- _Document extract_:
Start of Block
Computational Exploration of Limonin as a Potential Inhibitor of DapB in Klebsiella pneumoniae

Klebsiella pneumoniae has emerged as a significant multidrug-resistant pathogen, classified as a critical priority by the World Health Organization. The rising rates of antibiotic resistance have led to increased therapeutic failures, diminishing the effectiveness of existing antibiotics. Consequently, there is an urgent need for alternative treatments to effectively inhibit the growth of K. pneumoniae and mitigate associated diseases. Phytochemicals have demonstrated potential advantages over traditional antibiotics, prompting their exploration as innovative therapeutic agents. This study aimed to identify phytochemicals that can inhibit dapB, a vital enzyme in the lysine biosynthesis pathway of K. pneumoniae, which is essential for protein synthesis and the cross-linking of the bacterial peptidoglycan cell wall. We screened 17,934 phytochemicals based on Lipinski's Rule of Five, along with their Absorption, Distribution, Metabolism, Excretion properties and toxicological parameters. Next, we conducted triplicate docking studies against dapB to evaluate the library further. The most promising molecules then underwent 100 ns Molecular Dynamics simulations in triplicate, followed by MM/PBSA based binding free energy calculations to identify potential dapB inhibitors. This in silico analysis highlighted limonin as a promising inhibitor of dapB in K. pneumoniae. Further experimental validation is crucial to enhance limonin's potential as a novel therapeutic agent against K. pneumoniae-associated diseases.
End of Block
- _What you will do_: Render this sentence from the text on limonin and DapB in Spanish: "This in silico analysis highlighted limonin as a promising inhibitor of dapB in K. pneumoniae."

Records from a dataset
Start of Block
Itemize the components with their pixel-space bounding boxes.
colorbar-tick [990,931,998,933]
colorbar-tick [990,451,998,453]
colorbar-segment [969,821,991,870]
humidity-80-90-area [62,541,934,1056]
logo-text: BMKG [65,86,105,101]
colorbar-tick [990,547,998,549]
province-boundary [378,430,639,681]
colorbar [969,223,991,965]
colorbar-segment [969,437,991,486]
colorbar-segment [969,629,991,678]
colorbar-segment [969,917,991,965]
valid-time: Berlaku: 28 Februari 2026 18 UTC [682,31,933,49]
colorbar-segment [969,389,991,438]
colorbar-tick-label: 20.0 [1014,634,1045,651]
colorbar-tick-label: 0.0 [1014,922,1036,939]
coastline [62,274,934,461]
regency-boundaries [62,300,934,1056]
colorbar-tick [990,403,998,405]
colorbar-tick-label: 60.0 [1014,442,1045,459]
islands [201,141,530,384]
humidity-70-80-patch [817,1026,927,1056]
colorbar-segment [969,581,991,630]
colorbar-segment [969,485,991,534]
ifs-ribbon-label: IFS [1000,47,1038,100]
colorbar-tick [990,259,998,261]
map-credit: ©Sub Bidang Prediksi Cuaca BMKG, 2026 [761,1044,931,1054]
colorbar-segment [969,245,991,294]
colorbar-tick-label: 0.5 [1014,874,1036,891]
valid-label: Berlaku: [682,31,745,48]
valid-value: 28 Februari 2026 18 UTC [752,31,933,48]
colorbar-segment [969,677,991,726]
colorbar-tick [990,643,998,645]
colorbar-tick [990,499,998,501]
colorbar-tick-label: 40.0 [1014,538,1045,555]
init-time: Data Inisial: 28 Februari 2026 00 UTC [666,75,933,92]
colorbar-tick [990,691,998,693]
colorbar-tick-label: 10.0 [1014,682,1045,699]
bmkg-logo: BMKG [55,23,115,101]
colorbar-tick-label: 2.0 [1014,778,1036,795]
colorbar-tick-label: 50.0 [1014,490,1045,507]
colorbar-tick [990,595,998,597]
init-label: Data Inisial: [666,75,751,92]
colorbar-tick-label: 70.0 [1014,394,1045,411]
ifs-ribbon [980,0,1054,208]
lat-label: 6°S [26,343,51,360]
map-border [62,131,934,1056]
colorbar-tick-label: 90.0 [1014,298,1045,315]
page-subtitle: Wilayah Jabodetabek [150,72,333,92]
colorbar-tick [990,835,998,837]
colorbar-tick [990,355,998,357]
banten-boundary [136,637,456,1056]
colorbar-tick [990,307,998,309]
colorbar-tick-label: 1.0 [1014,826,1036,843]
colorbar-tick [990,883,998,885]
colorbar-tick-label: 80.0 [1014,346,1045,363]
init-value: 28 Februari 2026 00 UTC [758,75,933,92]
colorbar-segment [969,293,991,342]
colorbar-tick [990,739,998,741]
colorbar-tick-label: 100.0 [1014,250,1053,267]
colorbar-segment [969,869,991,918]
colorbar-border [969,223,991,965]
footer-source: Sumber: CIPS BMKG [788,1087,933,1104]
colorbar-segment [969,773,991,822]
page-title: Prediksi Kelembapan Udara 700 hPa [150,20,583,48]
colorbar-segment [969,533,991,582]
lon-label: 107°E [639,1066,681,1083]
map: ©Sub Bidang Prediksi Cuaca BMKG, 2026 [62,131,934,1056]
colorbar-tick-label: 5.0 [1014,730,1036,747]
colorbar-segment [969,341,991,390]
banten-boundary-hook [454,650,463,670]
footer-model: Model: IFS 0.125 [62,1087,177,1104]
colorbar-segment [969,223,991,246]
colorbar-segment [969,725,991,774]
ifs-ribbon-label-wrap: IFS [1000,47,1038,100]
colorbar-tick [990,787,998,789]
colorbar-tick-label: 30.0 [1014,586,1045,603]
End of Block
- _Expected answer_: Este análisis in silico destacó la limonina como un inhibidor prometedor de dapB en K. pneumoniae.